### [Problem to solve]
Reproduce verbatim the portion of the PanderaAdapter page below, starting with "for rule in" and going on through "health = engine.health_check()".

### [Page excerpt]
━━━━━━━━

PanderaAdapter
The Pandera adapter supports hybrid schema-based and rules-based validation.
Basic Usage
from common.engines import PanderaAdapter
engine = PanderaAdapter()
result = engine.check(
data=df,
rules=[
{"type": "not_null", "column": "id"},
{"type": "dtype", "column": "value", "dtype": "float64"},
{"type": "in_range", "column": "percentage", "min": 0, "max": 100},
{"type": "regex", "column": "email", "pattern": r"^[\w\.-]+@[\w\.-]+\.\w+$"},
],
)
Rule Type Conversion
Common rule types are automatically converted to Pandera Checks:
| Common Rule Type |
Pandera Check |
not_null |
nullable=False |
unique |
pa.Check.unique() |
in_set |
pa.Check.isin(values) |
in_range |
pa.Check.in_range(min, max) |
regex |
pa.Check.str_matches(pattern) |
dtype |
pa.Column(dtype=...) |
greater_than |
pa.Check.greater_than(value) |
less_than |
pa.Check.less_than(value) |
Pandera-Specific Parameters
result = engine.check(
data=df,
rules=rules,
lazy=True, # Collect all errors (True) vs stop at first error (False)
fail_on_error=True,
)
Dtype Mapping
| Common Dtype |
Pandera Dtype |
int, int32, int64 |
pa.Int, pa.Int32, pa.Int64 |
float, float32, float64 |
pa.Float, pa.Float32, pa.Float64 |
str, string |
pa.String |
bool, boolean |
pa.Bool |
datetime |
pa.DateTime |
Profiling
profile = engine.profile(df)
for col in profile.columns:
print(f"{col.column_name}: {col.dtype}")
print(f" Null: {col.null_percentage}%")
print(f" Unique: {col.unique_count}")
Schema Learning
learn_result = engine.learn(df)
for rule in learn_result.rules:
print(f"{rule.column}: {rule.rule_type}")
Lifecycle Management
with PanderaAdapter() as engine:
result = engine.check(df, rules)
health = engine.health_check()
Configuration
from common.engines import PanderaConfig
config = PanderaConfig(
lazy=True, # Collect all errors
strict=False, # Strict mode
coerce=False, # Type coercion
unique_column_names=False, # Column name uniqueness check
report_duplicates="all", # Duplicate reporting mode
)
engine = PanderaAdapter(config=config)
Supported Data Types
| Data Type |
Support |
| Pandas DataFrame |
Native |
| Polars DataFrame |
Auto-conversion |

━━━━━━━━

### [Material]
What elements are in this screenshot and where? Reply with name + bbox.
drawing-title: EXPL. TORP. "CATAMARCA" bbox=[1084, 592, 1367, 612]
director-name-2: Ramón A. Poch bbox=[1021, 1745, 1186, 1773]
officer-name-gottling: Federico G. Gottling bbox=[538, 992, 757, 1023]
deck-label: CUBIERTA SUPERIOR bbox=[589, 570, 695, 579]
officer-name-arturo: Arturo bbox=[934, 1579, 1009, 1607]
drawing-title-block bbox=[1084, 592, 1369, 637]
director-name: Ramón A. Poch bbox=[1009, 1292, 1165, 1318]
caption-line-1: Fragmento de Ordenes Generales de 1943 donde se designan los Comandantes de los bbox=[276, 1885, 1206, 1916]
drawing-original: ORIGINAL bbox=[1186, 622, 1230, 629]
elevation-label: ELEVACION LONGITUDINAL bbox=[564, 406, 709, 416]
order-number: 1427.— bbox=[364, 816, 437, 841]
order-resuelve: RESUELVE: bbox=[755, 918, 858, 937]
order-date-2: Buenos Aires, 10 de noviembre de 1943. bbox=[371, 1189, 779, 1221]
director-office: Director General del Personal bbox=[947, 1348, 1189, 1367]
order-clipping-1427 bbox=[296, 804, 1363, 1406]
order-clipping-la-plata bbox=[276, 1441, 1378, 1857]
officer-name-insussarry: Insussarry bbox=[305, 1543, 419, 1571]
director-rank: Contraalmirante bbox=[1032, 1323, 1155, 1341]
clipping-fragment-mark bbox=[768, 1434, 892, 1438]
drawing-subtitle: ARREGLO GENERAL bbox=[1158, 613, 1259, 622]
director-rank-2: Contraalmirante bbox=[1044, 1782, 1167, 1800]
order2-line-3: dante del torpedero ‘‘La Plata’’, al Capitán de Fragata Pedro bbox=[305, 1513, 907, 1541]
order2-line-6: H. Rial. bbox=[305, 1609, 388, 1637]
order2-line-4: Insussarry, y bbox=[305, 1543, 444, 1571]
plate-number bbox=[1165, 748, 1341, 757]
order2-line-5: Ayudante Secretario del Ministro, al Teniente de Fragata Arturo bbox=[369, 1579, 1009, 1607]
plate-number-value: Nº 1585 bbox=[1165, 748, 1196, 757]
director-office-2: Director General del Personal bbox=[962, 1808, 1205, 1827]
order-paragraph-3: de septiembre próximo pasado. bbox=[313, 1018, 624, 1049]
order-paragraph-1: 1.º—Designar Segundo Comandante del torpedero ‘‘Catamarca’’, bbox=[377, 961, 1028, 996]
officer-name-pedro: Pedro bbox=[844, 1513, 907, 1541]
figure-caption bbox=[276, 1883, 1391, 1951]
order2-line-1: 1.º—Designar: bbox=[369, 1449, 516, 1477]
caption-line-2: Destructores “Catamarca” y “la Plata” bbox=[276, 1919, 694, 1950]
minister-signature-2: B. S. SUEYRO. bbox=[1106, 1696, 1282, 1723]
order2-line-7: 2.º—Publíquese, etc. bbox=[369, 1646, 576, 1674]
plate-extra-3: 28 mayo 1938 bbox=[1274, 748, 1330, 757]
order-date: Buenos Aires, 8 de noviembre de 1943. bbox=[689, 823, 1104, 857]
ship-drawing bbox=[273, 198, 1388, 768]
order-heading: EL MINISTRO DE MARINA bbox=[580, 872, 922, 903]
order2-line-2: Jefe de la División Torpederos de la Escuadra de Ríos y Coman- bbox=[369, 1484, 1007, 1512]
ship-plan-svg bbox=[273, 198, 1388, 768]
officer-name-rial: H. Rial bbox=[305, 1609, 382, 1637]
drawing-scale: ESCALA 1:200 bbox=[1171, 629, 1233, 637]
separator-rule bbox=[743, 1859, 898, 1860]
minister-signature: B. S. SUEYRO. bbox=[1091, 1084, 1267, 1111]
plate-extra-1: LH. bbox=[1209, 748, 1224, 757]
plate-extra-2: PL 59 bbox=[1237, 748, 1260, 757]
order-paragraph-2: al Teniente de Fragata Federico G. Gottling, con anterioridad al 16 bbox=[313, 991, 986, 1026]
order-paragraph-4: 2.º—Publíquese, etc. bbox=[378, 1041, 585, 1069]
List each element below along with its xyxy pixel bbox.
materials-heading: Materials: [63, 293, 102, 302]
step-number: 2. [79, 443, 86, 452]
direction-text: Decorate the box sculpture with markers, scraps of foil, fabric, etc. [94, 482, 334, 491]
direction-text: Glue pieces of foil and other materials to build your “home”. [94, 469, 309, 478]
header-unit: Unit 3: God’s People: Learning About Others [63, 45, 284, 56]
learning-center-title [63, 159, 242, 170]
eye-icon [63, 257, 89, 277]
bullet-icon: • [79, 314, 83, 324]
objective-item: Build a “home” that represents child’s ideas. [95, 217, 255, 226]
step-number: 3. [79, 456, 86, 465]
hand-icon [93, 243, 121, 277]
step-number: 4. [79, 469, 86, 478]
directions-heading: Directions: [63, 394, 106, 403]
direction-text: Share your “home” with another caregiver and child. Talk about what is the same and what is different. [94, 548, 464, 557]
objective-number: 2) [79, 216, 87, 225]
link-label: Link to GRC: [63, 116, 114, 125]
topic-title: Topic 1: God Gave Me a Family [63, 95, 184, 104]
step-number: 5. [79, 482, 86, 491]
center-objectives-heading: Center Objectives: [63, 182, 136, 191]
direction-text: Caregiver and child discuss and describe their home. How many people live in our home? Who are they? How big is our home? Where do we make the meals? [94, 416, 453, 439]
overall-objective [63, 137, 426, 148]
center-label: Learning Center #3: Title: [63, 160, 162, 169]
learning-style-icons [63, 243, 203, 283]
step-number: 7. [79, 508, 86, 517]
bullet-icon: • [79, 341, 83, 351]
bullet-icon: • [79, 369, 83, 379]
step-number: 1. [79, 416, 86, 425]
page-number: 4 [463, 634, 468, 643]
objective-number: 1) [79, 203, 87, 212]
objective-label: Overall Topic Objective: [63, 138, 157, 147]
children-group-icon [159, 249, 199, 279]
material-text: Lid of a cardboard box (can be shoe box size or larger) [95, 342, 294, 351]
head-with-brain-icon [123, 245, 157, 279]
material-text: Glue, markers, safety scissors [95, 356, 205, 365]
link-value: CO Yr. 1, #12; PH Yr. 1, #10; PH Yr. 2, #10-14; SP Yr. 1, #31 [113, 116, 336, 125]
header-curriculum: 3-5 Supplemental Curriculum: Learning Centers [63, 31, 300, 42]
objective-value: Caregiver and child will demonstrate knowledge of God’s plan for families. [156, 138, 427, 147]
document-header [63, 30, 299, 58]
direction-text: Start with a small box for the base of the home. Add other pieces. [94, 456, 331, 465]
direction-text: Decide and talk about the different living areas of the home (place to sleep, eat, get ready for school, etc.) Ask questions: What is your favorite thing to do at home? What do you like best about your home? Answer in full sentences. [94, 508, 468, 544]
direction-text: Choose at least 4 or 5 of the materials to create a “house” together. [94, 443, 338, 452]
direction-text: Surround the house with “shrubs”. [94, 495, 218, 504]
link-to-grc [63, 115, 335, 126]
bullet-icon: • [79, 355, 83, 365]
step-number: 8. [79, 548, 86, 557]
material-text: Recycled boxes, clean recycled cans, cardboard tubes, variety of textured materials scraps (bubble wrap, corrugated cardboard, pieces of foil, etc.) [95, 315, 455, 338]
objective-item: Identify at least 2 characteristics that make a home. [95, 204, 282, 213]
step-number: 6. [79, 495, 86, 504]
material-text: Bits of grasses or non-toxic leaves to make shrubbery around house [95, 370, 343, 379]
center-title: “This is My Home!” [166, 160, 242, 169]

━━━━━━━━

### [Task output]
for rule in learn_result.rules:
print(f"{rule.column}: {rule.rule_type}")
Lifecycle Management
with PanderaAdapter() as engine:
result = engine.check(df, rules)
health = engine.health_check()